Direction: Sift the material for lines containing "horizontal", and return them.

Data for processing:
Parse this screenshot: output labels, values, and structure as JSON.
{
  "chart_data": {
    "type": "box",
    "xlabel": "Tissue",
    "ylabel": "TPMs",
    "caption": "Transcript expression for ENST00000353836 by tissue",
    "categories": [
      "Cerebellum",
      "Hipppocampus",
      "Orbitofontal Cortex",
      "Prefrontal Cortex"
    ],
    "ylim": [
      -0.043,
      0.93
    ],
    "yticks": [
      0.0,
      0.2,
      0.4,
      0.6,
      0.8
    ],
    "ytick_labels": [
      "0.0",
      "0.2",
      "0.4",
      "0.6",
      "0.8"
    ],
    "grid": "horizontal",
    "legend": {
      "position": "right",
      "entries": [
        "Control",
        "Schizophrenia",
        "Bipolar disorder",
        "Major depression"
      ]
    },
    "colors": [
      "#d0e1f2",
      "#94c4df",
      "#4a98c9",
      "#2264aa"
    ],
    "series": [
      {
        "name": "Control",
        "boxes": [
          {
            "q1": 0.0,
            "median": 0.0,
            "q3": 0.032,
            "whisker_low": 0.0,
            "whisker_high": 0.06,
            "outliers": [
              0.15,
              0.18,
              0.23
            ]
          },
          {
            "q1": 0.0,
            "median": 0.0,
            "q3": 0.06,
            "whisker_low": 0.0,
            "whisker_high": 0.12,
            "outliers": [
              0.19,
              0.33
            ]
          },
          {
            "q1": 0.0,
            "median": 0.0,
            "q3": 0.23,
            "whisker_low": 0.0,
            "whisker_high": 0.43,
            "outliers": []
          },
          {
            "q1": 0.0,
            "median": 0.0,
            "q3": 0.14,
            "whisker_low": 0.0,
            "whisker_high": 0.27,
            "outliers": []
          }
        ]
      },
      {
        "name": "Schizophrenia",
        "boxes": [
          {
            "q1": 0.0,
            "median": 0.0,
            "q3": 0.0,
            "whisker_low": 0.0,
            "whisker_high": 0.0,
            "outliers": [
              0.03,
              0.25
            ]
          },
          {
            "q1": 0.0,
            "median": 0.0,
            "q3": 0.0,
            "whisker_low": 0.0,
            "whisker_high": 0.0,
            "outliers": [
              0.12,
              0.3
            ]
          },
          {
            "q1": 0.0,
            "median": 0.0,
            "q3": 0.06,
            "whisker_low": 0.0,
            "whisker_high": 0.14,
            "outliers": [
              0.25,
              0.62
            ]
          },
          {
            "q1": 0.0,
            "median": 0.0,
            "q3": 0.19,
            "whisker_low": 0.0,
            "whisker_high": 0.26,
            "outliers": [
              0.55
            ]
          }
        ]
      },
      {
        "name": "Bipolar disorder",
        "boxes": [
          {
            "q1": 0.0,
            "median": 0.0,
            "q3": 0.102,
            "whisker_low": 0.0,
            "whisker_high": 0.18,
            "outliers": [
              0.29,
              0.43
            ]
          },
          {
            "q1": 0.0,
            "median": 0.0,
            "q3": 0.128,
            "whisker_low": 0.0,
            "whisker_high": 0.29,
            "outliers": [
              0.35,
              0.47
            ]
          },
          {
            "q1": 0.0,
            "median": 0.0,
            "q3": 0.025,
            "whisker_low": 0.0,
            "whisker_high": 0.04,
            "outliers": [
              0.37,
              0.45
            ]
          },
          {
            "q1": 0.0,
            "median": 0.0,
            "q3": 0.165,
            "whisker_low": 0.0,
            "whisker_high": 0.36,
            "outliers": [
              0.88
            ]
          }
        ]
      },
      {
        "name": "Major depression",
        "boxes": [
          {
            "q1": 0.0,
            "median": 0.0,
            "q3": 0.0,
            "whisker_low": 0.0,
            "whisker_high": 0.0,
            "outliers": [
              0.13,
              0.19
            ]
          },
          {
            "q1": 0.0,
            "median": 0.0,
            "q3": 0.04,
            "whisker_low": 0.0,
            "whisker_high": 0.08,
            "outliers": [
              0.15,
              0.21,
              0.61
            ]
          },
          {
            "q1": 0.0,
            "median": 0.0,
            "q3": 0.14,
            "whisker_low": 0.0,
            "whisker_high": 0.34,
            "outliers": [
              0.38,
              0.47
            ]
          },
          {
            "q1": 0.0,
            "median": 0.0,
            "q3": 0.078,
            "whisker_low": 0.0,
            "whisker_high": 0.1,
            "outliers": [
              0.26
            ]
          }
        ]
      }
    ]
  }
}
...
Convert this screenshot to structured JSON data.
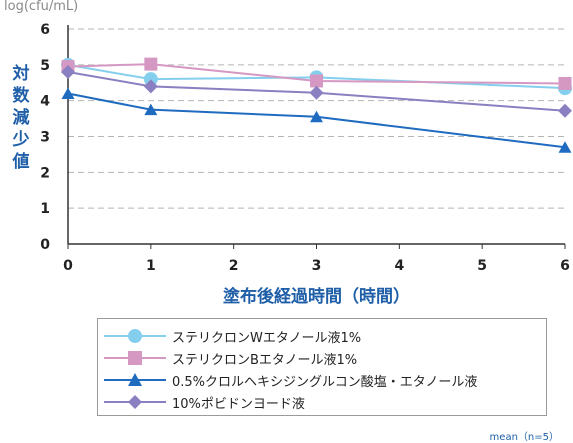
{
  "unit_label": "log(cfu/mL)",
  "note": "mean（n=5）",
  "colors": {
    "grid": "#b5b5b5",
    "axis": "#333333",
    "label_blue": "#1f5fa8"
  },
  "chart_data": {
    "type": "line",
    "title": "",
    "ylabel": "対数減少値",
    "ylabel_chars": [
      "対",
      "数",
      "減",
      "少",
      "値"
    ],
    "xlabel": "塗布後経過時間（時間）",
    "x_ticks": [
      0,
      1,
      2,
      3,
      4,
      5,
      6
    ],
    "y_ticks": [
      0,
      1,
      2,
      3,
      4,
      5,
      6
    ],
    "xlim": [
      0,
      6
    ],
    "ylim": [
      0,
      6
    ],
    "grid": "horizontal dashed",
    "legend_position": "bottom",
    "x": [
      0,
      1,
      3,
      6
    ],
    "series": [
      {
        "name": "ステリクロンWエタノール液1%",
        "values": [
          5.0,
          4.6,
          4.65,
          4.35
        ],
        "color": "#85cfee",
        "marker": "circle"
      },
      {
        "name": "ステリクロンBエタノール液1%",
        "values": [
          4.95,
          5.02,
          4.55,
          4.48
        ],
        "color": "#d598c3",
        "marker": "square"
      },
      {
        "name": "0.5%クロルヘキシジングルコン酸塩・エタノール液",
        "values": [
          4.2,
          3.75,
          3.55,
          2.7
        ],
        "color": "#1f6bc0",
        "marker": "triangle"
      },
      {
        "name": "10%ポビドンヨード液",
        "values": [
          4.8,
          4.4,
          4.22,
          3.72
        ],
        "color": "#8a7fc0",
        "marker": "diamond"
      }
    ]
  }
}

Full response:
    "grid": "horizontal",
    "grid": "horizontal dashed",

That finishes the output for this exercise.